* INSTRUCTIONS FOR THE TASK
Set the data down again, exactly as it reads, but without the pictures.

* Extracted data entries
.....

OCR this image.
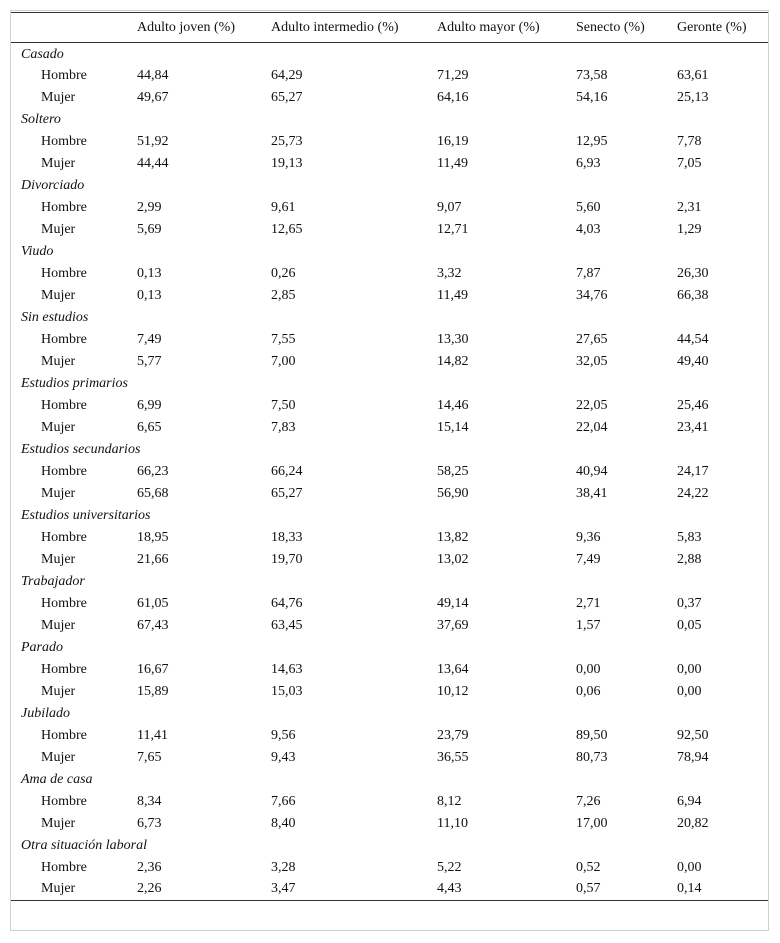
	Adulto joven (%)	Adulto intermedio (%)	Adulto mayor (%)	Senecto (%)	Geronte (%)
Casado					
Hombre	44,84	64,29	71,29	73,58	63,61
Mujer	49,67	65,27	64,16	54,16	25,13
Soltero					
Hombre	51,92	25,73	16,19	12,95	7,78
Mujer	44,44	19,13	11,49	6,93	7,05
Divorciado					
Hombre	2,99	9,61	9,07	5,60	2,31
Mujer	5,69	12,65	12,71	4,03	1,29
Viudo					
Hombre	0,13	0,26	3,32	7,87	26,30
Mujer	0,13	2,85	11,49	34,76	66,38
Sin estudios					
Hombre	7,49	7,55	13,30	27,65	44,54
Mujer	5,77	7,00	14,82	32,05	49,40
Estudios primarios					
Hombre	6,99	7,50	14,46	22,05	25,46
Mujer	6,65	7,83	15,14	22,04	23,41
Estudios secundarios					
Hombre	66,23	66,24	58,25	40,94	24,17
Mujer	65,68	65,27	56,90	38,41	24,22
Estudios universitarios					
Hombre	18,95	18,33	13,82	9,36	5,83
Mujer	21,66	19,70	13,02	7,49	2,88
Trabajador					
Hombre	61,05	64,76	49,14	2,71	0,37
Mujer	67,43	63,45	37,69	1,57	0,05
Parado					
Hombre	16,67	14,63	13,64	0,00	0,00
Mujer	15,89	15,03	10,12	0,06	0,00
Jubilado					
Hombre	11,41	9,56	23,79	89,50	92,50
Mujer	7,65	9,43	36,55	80,73	78,94
Ama de casa					
Hombre	8,34	7,66	8,12	7,26	6,94
Mujer	6,73	8,40	11,10	17,00	20,82
Otra situación laboral					
Hombre	2,36	3,28	5,22	0,52	0,00
Mujer	2,26	3,47	4,43	0,57	0,14
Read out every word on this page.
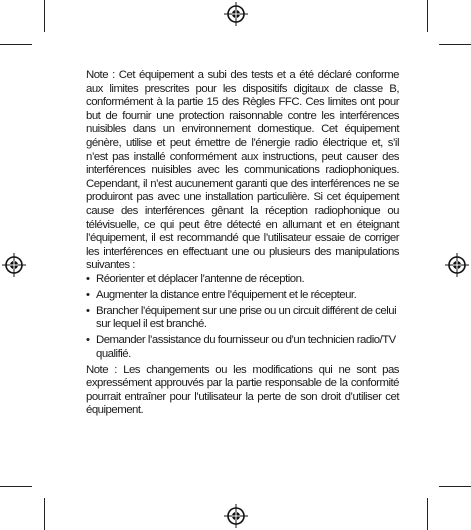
Note : Cet équipement a subi des tests et a été déclaré conforme aux limites prescrites pour les dispositifs digitaux de classe B, conformément à la partie 15 des Règles FFC. Ces limites ont pour but de fournir une protection raisonnable contre les interférences nuisibles dans un environnement domestique. Cet équipement génère, utilise et peut émettre de l’énergie radio électrique et, s’il n’est pas installé conformément aux instructions, peut causer des interférences nuisibles avec les communications radiophoniques. Cependant, il n’est aucunement garanti que des interférences ne se produiront pas avec une installation particulière. Si cet équipement cause des interférences gênant la réception radiophonique ou télévisuelle, ce qui peut être détecté en allumant et en éteignant l’équipement, il est recommandé que l’utilisateur essaie de corriger les interférences en effectuant une ou plusieurs des manipulations suivantes :

• Réorienter et déplacer l’antenne de réception.
• Augmenter la distance entre l’équipement et le récepteur.
• Brancher l’équipement sur une prise ou un circuit différent de celui sur lequel il est branché.
• Demander l’assistance du fournisseur ou d’un technicien radio/TV qualifié.

Note : Les changements ou les modifications qui ne sont pas expressément approuvés par la partie responsable de la conformité pourrait entraîner pour l’utilisateur la perte de son droit d’utiliser cet équipement.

.....

* ANSWER TO THE TASK
OCR this image.
	Adulto joven (%)	Adulto intermedio (%)	Adulto mayor (%)	Senecto (%)	Geronte (%)
Casado					
Hombre	44,84	64,29	71,29	73,58	63,61
Mujer	49,67	65,27	64,16	54,16	25,13
Soltero					
Hombre	51,92	25,73	16,19	12,95	7,78
Mujer	44,44	19,13	11,49	6,93	7,05
Divorciado					
Hombre	2,99	9,61	9,07	5,60	2,31
Mujer	5,69	12,65	12,71	4,03	1,29
Viudo					
Hombre	0,13	0,26	3,32	7,87	26,30
Mujer	0,13	2,85	11,49	34,76	66,38
Sin estudios					
Hombre	7,49	7,55	13,30	27,65	44,54
Mujer	5,77	7,00	14,82	32,05	49,40
Estudios primarios					
Hombre	6,99	7,50	14,46	22,05	25,46
Mujer	6,65	7,83	15,14	22,04	23,41
Estudios secundarios					
Hombre	66,23	66,24	58,25	40,94	24,17
Mujer	65,68	65,27	56,90	38,41	24,22
Estudios universitarios					
Hombre	18,95	18,33	13,82	9,36	5,83
Mujer	21,66	19,70	13,02	7,49	2,88
Trabajador					
Hombre	61,05	64,76	49,14	2,71	0,37
Mujer	67,43	63,45	37,69	1,57	0,05
Parado					
Hombre	16,67	14,63	13,64	0,00	0,00
Mujer	15,89	15,03	10,12	0,06	0,00
Jubilado					
Hombre	11,41	9,56	23,79	89,50	92,50
Mujer	7,65	9,43	36,55	80,73	78,94
Ama de casa					
Hombre	8,34	7,66	8,12	7,26	6,94
Mujer	6,73	8,40	11,10	17,00	20,82
Otra situación laboral					
Hombre	2,36	3,28	5,22	0,52	0,00
Mujer	2,26	3,47	4,43	0,57	0,14
Read out every word on this page.
Note : Cet équipement a subi des tests et a été déclaré conforme aux limites prescrites pour les dispositifs digitaux de classe B, conformément à la partie 15 des Règles FFC. Ces limites ont pour but de fournir une protection raisonnable contre les interférences nuisibles dans un environnement domestique. Cet équipement génère, utilise et peut émettre de l’énergie radio électrique et, s’il n’est pas installé conformément aux instructions, peut causer des interférences nuisibles avec les communications radiophoniques. Cependant, il n’est aucunement garanti que des interférences ne se produiront pas avec une installation particulière. Si cet équipement cause des interférences gênant la réception radiophonique ou télévisuelle, ce qui peut être détecté en allumant et en éteignant l’équipement, il est recommandé que l’utilisateur essaie de corriger les interférences en effectuant une ou plusieurs des manipulations suivantes :

• Réorienter et déplacer l’antenne de réception.
• Augmenter la distance entre l’équipement et le récepteur.
• Brancher l’équipement sur une prise ou un circuit différent de celui sur lequel il est branché.
• Demander l’assistance du fournisseur ou d’un technicien radio/TV qualifié.

Note : Les changements ou les modifications qui ne sont pas expressément approuvés par la partie responsable de la conformité pourrait entraîner pour l’utilisateur la perte de son droit d’utiliser cet équipement.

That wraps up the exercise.